◆ Data in this exercise ◆
-- -- --

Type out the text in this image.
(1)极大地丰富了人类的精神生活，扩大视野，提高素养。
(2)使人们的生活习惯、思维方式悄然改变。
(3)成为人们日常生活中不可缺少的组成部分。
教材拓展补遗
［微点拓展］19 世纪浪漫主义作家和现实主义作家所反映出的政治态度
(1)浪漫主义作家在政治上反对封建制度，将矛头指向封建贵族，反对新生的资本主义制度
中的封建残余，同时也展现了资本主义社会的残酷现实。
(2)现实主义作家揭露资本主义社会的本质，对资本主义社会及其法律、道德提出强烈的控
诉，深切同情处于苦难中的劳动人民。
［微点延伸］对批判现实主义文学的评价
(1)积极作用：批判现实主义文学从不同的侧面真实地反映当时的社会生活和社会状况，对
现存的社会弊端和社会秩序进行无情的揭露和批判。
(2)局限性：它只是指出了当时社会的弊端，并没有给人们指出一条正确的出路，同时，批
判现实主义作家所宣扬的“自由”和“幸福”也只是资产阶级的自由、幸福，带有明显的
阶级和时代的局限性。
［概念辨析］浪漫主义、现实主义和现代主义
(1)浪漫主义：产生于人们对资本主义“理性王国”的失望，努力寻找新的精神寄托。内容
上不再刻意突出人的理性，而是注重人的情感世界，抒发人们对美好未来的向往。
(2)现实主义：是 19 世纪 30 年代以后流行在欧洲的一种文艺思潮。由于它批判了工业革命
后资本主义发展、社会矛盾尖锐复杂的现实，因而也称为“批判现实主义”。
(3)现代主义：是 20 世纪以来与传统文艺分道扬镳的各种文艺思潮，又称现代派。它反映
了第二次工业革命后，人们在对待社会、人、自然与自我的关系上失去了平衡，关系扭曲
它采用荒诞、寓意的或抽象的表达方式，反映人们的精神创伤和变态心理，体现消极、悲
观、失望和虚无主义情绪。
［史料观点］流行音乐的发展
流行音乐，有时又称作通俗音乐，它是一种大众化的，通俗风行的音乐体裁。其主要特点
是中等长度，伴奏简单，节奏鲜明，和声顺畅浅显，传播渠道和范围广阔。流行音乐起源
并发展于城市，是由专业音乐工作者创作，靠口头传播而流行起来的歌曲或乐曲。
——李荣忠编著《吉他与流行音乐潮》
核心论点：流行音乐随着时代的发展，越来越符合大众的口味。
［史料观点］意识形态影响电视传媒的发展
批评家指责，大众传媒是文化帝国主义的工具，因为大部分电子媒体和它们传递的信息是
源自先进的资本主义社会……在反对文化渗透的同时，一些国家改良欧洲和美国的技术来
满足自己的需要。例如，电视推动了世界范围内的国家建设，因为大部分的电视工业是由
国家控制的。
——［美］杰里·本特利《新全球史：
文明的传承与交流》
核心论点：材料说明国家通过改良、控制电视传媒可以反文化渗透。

-- -- --

◆ Task description ◆
Reproduce the whole listing word for word.

◆ Solved exercise ◆
Type out the text in this image.
(1)极大地丰富了人类的精神生活，扩大视野，提高素养。
(2)使人们的生活习惯、思维方式悄然改变。
(3)成为人们日常生活中不可缺少的组成部分。
教材拓展补遗
［微点拓展］19 世纪浪漫主义作家和现实主义作家所反映出的政治态度
(1)浪漫主义作家在政治上反对封建制度，将矛头指向封建贵族，反对新生的资本主义制度
中的封建残余，同时也展现了资本主义社会的残酷现实。
(2)现实主义作家揭露资本主义社会的本质，对资本主义社会及其法律、道德提出强烈的控
诉，深切同情处于苦难中的劳动人民。
［微点延伸］对批判现实主义文学的评价
(1)积极作用：批判现实主义文学从不同的侧面真实地反映当时的社会生活和社会状况，对
现存的社会弊端和社会秩序进行无情的揭露和批判。
(2)局限性：它只是指出了当时社会的弊端，并没有给人们指出一条正确的出路，同时，批
判现实主义作家所宣扬的“自由”和“幸福”也只是资产阶级的自由、幸福，带有明显的
阶级和时代的局限性。
［概念辨析］浪漫主义、现实主义和现代主义
(1)浪漫主义：产生于人们对资本主义“理性王国”的失望，努力寻找新的精神寄托。内容
上不再刻意突出人的理性，而是注重人的情感世界，抒发人们对美好未来的向往。
(2)现实主义：是 19 世纪 30 年代以后流行在欧洲的一种文艺思潮。由于它批判了工业革命
后资本主义发展、社会矛盾尖锐复杂的现实，因而也称为“批判现实主义”。
(3)现代主义：是 20 世纪以来与传统文艺分道扬镳的各种文艺思潮，又称现代派。它反映
了第二次工业革命后，人们在对待社会、人、自然与自我的关系上失去了平衡，关系扭曲
它采用荒诞、寓意的或抽象的表达方式，反映人们的精神创伤和变态心理，体现消极、悲
观、失望和虚无主义情绪。
［史料观点］流行音乐的发展
流行音乐，有时又称作通俗音乐，它是一种大众化的，通俗风行的音乐体裁。其主要特点
是中等长度，伴奏简单，节奏鲜明，和声顺畅浅显，传播渠道和范围广阔。流行音乐起源
并发展于城市，是由专业音乐工作者创作，靠口头传播而流行起来的歌曲或乐曲。
——李荣忠编著《吉他与流行音乐潮》
核心论点：流行音乐随着时代的发展，越来越符合大众的口味。
［史料观点］意识形态影响电视传媒的发展
批评家指责，大众传媒是文化帝国主义的工具，因为大部分电子媒体和它们传递的信息是
源自先进的资本主义社会……在反对文化渗透的同时，一些国家改良欧洲和美国的技术来
满足自己的需要。例如，电视推动了世界范围内的国家建设，因为大部分的电视工业是由
国家控制的。
——［美］杰里·本特利《新全球史：
文明的传承与交流》
核心论点：材料说明国家通过改良、控制电视传媒可以反文化渗透。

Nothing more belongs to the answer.